** START **

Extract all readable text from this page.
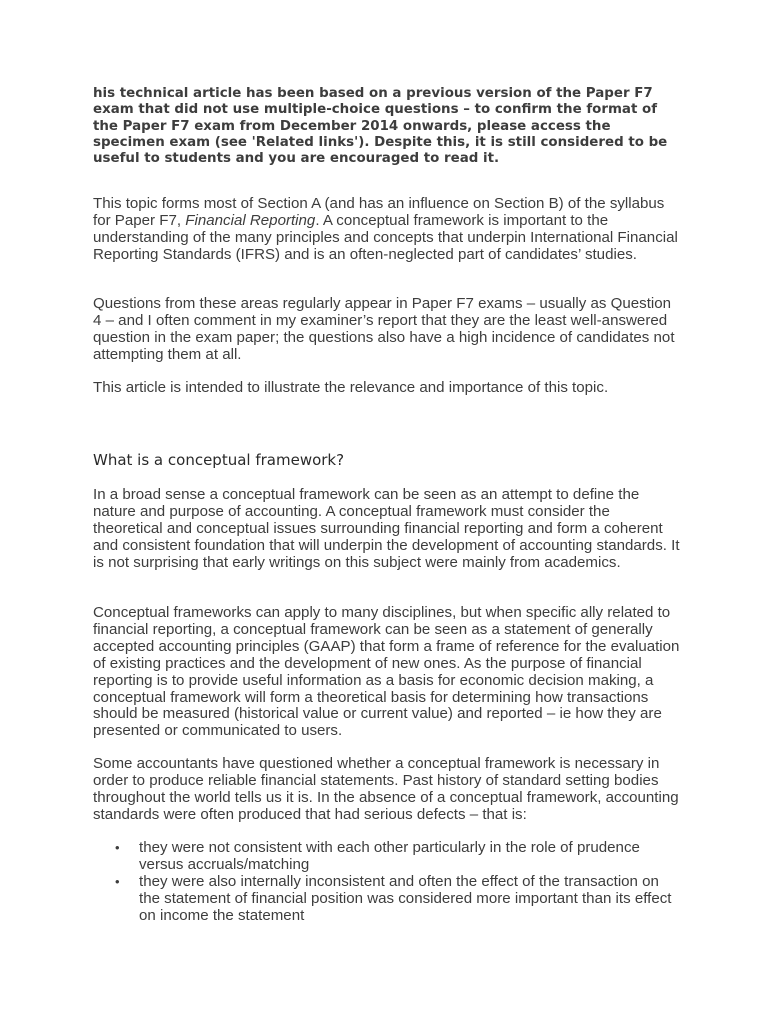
his technical article has been based on a previous version of the Paper F7 exam that did not use multiple-choice questions – to confirm the format of the Paper F7 exam from December 2014 onwards, please access the specimen exam (see 'Related links'). Despite this, it is still considered to be useful to students and you are encouraged to read it.

This topic forms most of Section A (and has an influence on Section B) of the syllabus for Paper F7, Financial Reporting. A conceptual framework is important to the understanding of the many principles and concepts that underpin International Financial Reporting Standards (IFRS) and is an often-neglected part of candidates’ studies.

Questions from these areas regularly appear in Paper F7 exams – usually as Question 4 – and I often comment in my examiner’s report that they are the least well-answered question in the exam paper; the questions also have a high incidence of candidates not attempting them at all.

This article is intended to illustrate the relevance and importance of this topic.

What is a conceptual framework?

In a broad sense a conceptual framework can be seen as an attempt to define the nature and purpose of accounting. A conceptual framework must consider the theoretical and conceptual issues surrounding financial reporting and form a coherent and consistent foundation that will underpin the development of accounting standards. It is not surprising that early writings on this subject were mainly from academics.

Conceptual frameworks can apply to many disciplines, but when specific ally related to financial reporting, a conceptual framework can be seen as a statement of generally accepted accounting principles (GAAP) that form a frame of reference for the evaluation of existing practices and the development of new ones. As the purpose of financial reporting is to provide useful information as a basis for economic decision making, a conceptual framework will form a theoretical basis for determining how transactions should be measured (historical value or current value) and reported – ie how they are presented or communicated to users.

Some accountants have questioned whether a conceptual framework is necessary in order to produce reliable financial statements. Past history of standard setting bodies throughout the world tells us it is. In the absence of a conceptual framework, accounting standards were often produced that had serious defects – that is:

• they were not consistent with each other particularly in the role of prudence versus accruals/matching
• they were also internally inconsistent and often the effect of the transaction on the statement of financial position was considered more important than its effect on income the statement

** END **

EXERCISE: Which lines hold the word "considered"? Copy all of them.

WRITTEN RESPONSE:
his technical article has been based on a previous version of the Paper F7 exam that did not use multiple-choice questions – to confirm the format of the Paper F7 exam from December 2014 onwards, please access the specimen exam (see 'Related links'). Despite this, it is still considered to be useful to students and you are encouraged to read it.
• they were also internally inconsistent and often the effect of the transaction on the statement of financial position was considered more important than its effect on income the statement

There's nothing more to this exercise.